§ **O que se pede**
- 1) Redigite o trecho do texto sobre a Marcha para Jesus que vai de "Enquanto Tarcísio fazia" até "pelo regime sionista.", incluindo essas palavras.
- 2) De acordo com o texto sobre a Marcha para Jesus, qual edição do evento foi realizada na capital paulista?

§ **Texto para leitura**
━━━━━━━━

Enquanto o governo de Israel segue com uma política de extermínio da população palestina que já matou mais de 65 mil pessoas, em sua maioria mulheres e crianças, em Gaza, o governador de São Paulo, Tarcísio de Freitas, participou da Marcha para Jesus enrolado em uma bandeira de Israel, exaltando um Estado acusado de violar leis internacionais de guerra, promover massacres contra civis e ignorar sistematicamente os tratados e convenções humanitárias.

Durante a 33ª edição do evento religioso, realizada na capital paulista nesta quinta-feira (19), Tarcísio celebrou seus 50 anos ao som do louvor “1.000 graus”, em cima de um trio elétrico, cercado por bandeiras de Israel, também empunhadas pelo prefeito Ricardo Nunes. A marcha também contou com a presença de figuras políticas como o ministro do STF André Mendonça, o presidente da Alesp, André do Prado, e o presidente do PSD, Gilberto Kassab.

Enquanto Tarcísio fazia discursos sob o manto da bandeira do Estado genocida, Gaza vivia mais um dia de horror. Segundo a Defesa Civil local, ao menos 92 palestinos foram mortos na quinta-feira, incluindo 21 que esperavam por ajuda humanitária na fila da fome organizada pelo regime sionista.

━━━━━━━━

§ **Entradas fornecidas**

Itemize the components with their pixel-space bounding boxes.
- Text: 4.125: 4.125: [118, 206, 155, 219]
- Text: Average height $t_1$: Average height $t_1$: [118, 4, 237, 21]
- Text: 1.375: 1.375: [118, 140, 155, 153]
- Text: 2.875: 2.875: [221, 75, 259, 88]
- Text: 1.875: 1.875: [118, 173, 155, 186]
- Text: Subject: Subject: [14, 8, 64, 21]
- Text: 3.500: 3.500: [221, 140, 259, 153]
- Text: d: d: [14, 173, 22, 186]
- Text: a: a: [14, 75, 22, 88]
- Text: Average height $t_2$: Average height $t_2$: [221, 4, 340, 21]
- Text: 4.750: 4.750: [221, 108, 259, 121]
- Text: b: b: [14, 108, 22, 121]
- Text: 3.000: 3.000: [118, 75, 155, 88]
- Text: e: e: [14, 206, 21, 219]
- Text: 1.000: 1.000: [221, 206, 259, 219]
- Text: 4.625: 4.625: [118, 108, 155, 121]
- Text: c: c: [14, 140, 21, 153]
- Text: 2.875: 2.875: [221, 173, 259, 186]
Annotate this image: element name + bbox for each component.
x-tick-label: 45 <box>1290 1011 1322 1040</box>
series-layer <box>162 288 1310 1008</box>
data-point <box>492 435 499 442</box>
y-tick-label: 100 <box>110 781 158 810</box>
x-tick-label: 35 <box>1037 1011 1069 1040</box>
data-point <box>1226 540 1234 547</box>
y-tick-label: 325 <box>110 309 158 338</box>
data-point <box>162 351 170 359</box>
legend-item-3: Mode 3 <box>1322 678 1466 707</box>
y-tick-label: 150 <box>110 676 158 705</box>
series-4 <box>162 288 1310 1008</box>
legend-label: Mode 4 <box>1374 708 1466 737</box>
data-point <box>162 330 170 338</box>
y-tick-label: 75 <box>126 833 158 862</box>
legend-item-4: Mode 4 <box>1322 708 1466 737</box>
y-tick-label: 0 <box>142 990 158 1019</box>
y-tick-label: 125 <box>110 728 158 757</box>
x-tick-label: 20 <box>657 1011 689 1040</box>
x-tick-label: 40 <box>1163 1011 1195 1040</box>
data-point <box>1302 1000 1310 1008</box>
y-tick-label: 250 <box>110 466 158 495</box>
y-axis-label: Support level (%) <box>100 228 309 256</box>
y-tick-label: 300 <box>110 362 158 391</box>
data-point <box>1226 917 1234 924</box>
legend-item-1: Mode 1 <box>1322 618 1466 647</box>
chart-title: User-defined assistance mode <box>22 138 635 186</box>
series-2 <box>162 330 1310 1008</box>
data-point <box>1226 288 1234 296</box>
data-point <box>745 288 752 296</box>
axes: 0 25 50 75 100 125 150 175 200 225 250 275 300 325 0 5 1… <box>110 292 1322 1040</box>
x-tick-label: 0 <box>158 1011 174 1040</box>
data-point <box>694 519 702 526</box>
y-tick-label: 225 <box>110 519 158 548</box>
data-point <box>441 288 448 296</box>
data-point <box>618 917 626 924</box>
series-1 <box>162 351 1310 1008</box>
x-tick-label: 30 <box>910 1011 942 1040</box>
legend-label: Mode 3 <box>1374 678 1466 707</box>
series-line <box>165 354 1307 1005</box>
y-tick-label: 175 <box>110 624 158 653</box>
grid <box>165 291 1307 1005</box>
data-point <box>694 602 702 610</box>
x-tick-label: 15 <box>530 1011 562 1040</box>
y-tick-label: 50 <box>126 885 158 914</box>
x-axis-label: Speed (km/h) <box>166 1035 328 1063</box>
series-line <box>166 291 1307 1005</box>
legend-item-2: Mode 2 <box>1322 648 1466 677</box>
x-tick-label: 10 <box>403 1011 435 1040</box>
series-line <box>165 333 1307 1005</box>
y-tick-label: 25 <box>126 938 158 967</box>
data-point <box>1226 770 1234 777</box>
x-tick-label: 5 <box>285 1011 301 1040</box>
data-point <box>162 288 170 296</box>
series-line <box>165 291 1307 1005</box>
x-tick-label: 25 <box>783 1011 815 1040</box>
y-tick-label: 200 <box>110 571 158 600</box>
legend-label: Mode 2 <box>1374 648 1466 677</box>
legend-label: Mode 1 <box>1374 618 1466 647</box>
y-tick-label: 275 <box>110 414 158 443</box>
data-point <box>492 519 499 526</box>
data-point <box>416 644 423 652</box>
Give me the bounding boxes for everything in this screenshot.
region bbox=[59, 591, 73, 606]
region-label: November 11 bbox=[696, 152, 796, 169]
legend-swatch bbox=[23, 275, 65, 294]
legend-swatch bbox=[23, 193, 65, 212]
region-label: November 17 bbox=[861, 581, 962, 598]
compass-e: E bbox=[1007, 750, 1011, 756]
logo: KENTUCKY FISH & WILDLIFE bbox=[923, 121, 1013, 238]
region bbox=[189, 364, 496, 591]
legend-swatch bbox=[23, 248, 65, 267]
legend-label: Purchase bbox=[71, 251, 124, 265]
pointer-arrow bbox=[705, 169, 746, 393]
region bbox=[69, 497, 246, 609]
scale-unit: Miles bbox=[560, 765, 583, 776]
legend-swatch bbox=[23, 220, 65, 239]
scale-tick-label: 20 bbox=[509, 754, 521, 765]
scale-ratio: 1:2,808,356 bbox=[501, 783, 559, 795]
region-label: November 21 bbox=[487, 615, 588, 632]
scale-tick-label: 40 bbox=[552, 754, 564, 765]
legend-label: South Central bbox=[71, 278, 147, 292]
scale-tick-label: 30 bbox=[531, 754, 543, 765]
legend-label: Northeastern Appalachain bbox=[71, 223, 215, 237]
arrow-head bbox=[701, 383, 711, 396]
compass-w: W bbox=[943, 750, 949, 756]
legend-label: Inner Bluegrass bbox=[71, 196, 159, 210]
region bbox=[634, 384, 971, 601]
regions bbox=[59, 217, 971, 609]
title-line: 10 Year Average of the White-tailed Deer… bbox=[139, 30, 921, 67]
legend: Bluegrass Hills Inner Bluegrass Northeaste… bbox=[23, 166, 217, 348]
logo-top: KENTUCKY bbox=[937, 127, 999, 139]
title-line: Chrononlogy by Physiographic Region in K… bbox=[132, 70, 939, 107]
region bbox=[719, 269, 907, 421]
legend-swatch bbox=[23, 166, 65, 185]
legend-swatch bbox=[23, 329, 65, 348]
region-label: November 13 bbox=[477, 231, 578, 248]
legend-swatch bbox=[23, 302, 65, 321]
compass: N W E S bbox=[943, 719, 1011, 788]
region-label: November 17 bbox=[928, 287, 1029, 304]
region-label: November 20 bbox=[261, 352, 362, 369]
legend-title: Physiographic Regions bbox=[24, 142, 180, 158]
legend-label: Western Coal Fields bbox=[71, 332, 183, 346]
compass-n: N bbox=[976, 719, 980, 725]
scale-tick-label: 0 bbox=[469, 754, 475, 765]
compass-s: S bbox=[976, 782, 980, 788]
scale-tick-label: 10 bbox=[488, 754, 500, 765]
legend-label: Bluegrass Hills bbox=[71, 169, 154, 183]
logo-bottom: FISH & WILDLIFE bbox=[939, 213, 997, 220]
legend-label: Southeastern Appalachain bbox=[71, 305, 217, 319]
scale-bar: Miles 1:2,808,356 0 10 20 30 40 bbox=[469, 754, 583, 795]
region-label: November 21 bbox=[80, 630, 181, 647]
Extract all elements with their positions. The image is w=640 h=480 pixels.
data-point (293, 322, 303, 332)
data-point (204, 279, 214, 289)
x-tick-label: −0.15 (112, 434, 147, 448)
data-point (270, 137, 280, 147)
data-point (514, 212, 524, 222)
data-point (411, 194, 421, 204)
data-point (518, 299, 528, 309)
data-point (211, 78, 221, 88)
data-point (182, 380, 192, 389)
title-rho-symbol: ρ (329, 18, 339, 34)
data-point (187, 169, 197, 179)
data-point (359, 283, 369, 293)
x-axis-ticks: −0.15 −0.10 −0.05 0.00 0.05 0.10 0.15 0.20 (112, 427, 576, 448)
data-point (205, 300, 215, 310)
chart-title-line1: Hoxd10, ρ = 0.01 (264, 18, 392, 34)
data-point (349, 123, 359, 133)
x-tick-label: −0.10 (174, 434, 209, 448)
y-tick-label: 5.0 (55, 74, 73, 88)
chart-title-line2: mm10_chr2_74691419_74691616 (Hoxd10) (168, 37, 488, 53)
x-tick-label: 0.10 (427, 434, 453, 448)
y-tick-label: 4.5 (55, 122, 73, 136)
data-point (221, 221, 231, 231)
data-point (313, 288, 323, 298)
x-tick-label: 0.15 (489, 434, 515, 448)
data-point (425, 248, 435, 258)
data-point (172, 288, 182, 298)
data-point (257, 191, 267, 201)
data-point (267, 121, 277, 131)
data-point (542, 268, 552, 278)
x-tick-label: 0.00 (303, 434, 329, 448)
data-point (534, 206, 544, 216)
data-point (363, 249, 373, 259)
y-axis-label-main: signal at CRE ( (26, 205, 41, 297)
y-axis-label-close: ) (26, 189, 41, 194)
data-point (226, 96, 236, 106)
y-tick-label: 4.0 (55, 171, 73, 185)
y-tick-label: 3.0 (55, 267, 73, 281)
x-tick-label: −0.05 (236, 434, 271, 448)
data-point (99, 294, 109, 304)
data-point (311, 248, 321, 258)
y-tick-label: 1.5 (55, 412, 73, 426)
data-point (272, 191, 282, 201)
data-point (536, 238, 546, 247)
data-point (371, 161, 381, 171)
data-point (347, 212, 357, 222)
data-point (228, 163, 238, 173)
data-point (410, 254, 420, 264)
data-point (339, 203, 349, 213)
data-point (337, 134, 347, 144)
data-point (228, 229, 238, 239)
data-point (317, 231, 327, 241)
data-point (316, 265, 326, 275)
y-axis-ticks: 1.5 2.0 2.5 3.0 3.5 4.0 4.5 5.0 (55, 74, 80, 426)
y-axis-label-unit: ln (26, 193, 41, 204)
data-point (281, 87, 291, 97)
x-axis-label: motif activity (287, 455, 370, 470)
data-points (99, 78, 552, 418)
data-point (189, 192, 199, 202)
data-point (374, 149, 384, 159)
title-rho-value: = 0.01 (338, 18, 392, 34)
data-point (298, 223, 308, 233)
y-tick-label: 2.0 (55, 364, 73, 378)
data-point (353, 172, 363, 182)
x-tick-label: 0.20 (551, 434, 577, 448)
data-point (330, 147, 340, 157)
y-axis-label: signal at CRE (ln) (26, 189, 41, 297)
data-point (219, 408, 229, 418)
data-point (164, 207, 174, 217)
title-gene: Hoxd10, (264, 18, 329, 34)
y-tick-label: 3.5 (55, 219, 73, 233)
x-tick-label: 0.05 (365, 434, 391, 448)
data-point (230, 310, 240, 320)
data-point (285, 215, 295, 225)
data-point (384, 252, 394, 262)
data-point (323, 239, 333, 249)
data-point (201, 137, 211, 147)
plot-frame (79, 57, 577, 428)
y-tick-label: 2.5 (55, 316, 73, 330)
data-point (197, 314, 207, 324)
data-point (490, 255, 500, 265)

━━━━━━━━

§ **Suas respostas**
- 1)
Enquanto Tarcísio fazia discursos sob o manto da bandeira do Estado genocida, Gaza vivia mais um dia de horror. Segundo a Defesa Civil local, ao menos 92 palestinos foram mortos na quinta-feira, incluindo 21 que esperavam por ajuda humanitária na fila da fome organizada pelo regime sionista.

- 2) A 33ª edição.